The records are to be restated in their entirety, word for word.

SUPPLIED DATA:
---*---

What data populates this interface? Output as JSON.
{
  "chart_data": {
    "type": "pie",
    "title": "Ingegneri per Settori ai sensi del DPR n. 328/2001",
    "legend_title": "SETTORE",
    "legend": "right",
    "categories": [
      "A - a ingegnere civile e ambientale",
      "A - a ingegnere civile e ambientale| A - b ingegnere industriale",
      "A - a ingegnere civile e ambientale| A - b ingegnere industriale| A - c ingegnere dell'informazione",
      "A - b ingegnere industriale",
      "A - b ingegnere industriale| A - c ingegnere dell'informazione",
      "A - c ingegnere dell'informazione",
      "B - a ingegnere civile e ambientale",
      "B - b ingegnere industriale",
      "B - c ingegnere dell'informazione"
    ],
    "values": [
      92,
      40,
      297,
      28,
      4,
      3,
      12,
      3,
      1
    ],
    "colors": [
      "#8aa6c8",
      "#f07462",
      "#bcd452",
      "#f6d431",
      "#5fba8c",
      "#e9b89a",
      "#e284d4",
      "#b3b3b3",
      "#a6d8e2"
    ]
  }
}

---*---

RESULT OF THIS TASK:
What data populates this interface? Output as JSON.
{
  "chart_data": {
    "type": "pie",
    "title": "Ingegneri per Settori ai sensi del DPR n. 328/2001",
    "legend_title": "SETTORE",
    "legend": "right",
    "categories": [
      "A - a ingegnere civile e ambientale",
      "A - a ingegnere civile e ambientale| A - b ingegnere industriale",
      "A - a ingegnere civile e ambientale| A - b ingegnere industriale| A - c ingegnere dell'informazione",
      "A - b ingegnere industriale",
      "A - b ingegnere industriale| A - c ingegnere dell'informazione",
      "A - c ingegnere dell'informazione",
      "B - a ingegnere civile e ambientale",
      "B - b ingegnere industriale",
      "B - c ingegnere dell'informazione"
    ],
    "values": [
      92,
      40,
      297,
      28,
      4,
      3,
      12,
      3,
      1
    ],
    "colors": [
      "#8aa6c8",
      "#f07462",
      "#bcd452",
      "#f6d431",
      "#5fba8c",
      "#e9b89a",
      "#e284d4",
      "#b3b3b3",
      "#a6d8e2"
    ]
  }
}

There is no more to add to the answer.